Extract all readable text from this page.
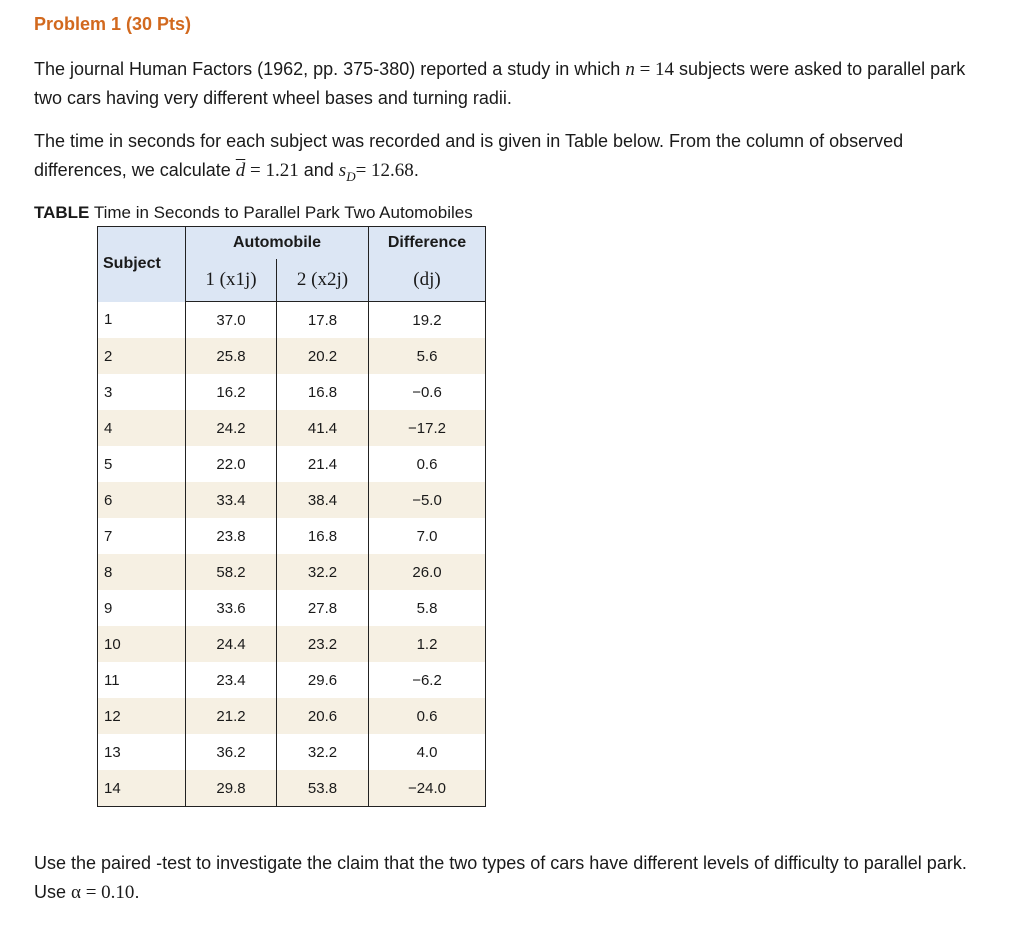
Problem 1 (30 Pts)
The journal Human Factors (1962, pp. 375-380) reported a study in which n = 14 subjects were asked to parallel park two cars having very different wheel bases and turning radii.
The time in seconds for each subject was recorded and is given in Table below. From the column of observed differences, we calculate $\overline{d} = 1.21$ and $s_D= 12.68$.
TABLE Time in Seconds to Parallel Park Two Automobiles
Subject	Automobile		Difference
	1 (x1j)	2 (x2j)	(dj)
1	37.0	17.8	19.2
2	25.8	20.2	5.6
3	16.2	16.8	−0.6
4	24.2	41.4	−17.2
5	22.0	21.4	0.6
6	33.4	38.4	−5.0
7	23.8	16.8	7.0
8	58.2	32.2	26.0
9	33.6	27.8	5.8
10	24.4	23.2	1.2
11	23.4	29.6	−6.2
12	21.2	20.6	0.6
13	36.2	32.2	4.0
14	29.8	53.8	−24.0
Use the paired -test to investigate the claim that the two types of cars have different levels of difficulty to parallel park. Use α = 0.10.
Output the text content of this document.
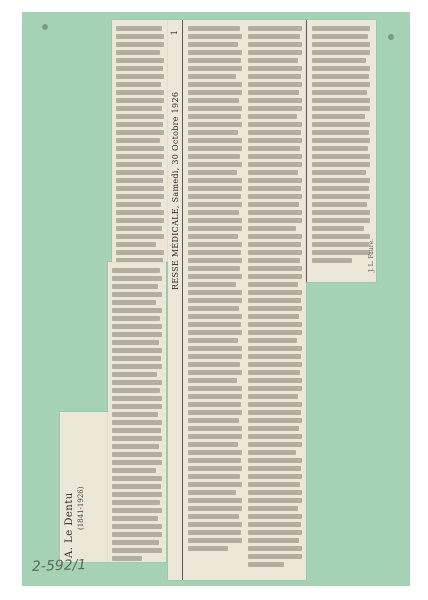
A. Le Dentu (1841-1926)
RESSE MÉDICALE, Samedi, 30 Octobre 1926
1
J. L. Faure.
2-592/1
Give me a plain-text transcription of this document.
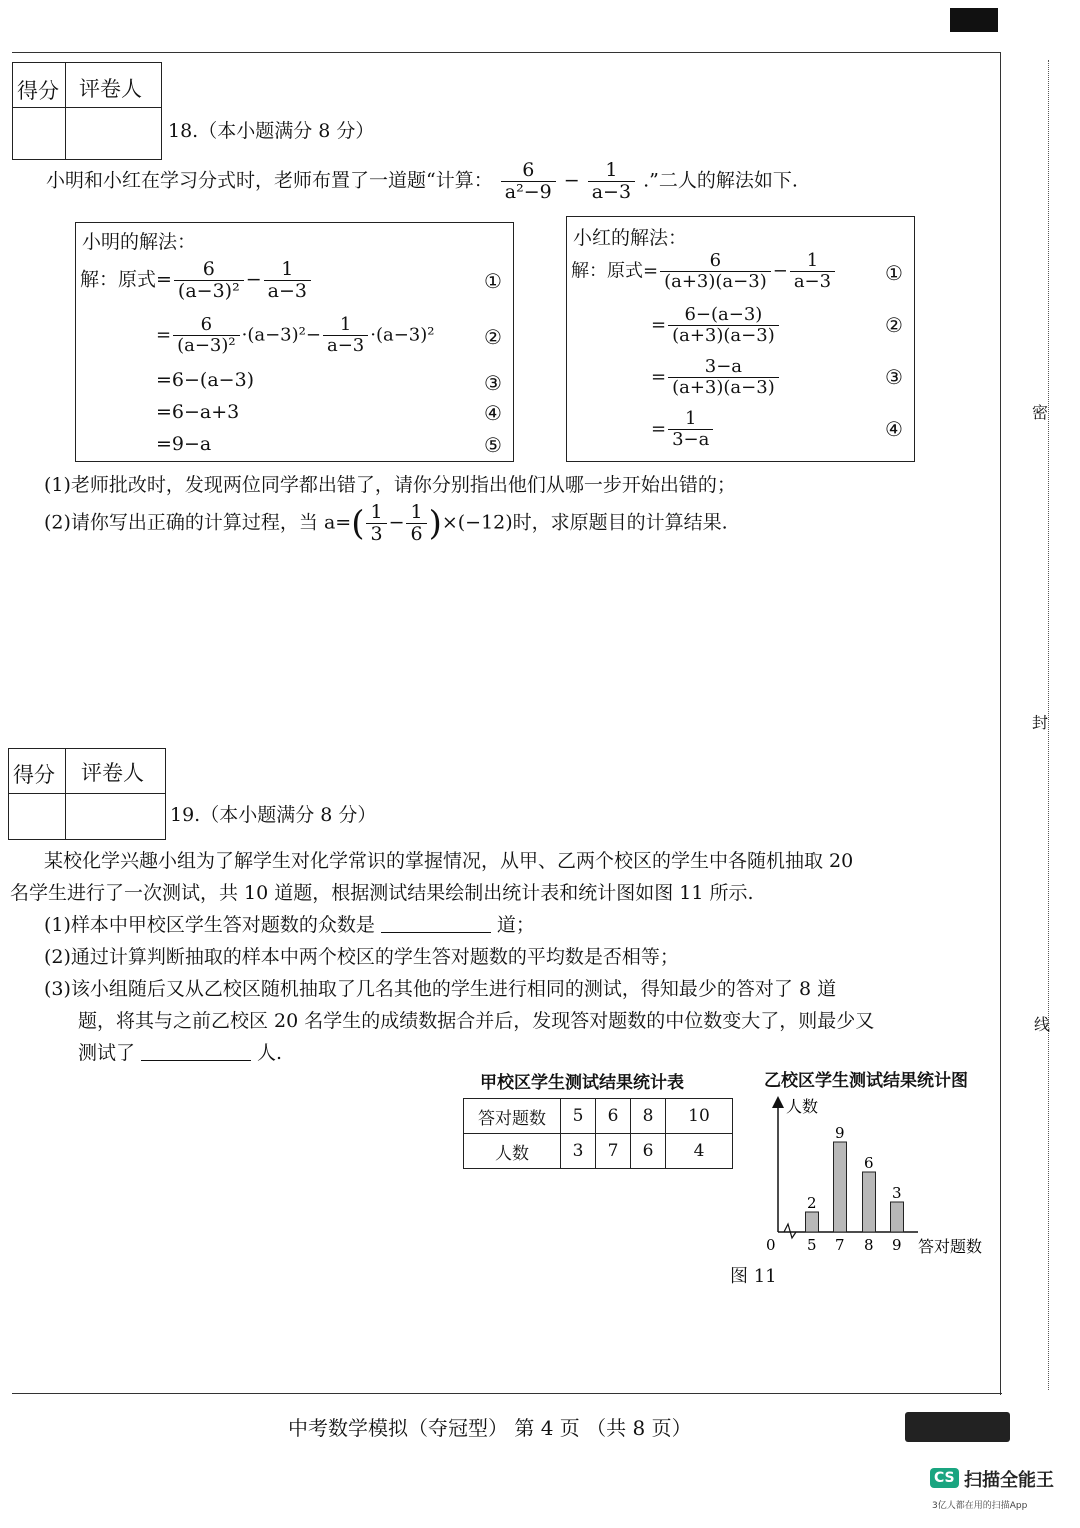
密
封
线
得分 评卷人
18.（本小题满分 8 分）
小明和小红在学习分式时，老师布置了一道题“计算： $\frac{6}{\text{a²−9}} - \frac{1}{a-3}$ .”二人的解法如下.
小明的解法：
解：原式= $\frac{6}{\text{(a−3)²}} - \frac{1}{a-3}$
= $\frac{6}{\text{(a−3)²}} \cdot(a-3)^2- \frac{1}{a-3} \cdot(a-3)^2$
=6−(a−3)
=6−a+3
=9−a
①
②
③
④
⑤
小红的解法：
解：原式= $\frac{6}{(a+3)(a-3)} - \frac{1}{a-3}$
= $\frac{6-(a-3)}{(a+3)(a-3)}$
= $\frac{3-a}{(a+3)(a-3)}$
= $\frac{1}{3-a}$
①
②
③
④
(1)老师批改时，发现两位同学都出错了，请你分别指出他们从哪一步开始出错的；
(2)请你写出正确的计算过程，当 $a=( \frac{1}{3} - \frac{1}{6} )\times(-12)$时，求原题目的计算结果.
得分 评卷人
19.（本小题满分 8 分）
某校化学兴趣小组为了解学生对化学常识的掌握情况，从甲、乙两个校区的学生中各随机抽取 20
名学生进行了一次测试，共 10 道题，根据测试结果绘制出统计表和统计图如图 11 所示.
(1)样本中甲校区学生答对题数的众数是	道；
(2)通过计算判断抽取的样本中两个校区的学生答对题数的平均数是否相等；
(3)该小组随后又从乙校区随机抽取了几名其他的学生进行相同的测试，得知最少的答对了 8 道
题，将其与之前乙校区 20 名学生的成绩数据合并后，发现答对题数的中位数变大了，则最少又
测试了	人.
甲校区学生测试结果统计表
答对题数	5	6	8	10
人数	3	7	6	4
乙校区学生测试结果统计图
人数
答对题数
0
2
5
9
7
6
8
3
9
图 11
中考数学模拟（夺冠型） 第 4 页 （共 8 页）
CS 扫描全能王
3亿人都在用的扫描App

▶ [PROBLEM DETAILS]:
In the records above, find the lines containing "cars" and copy them.

▶ [EXPECTED ANSWER]:
The journal Human Factors (1962, pp. 375-380) reported a study in which n = 14 subjects were asked to parallel park two cars having very different wheel bases and turning radii.
Use the paired -test to investigate the claim that the two types of cars have different levels of difficulty to parallel park. Use α = 0.10.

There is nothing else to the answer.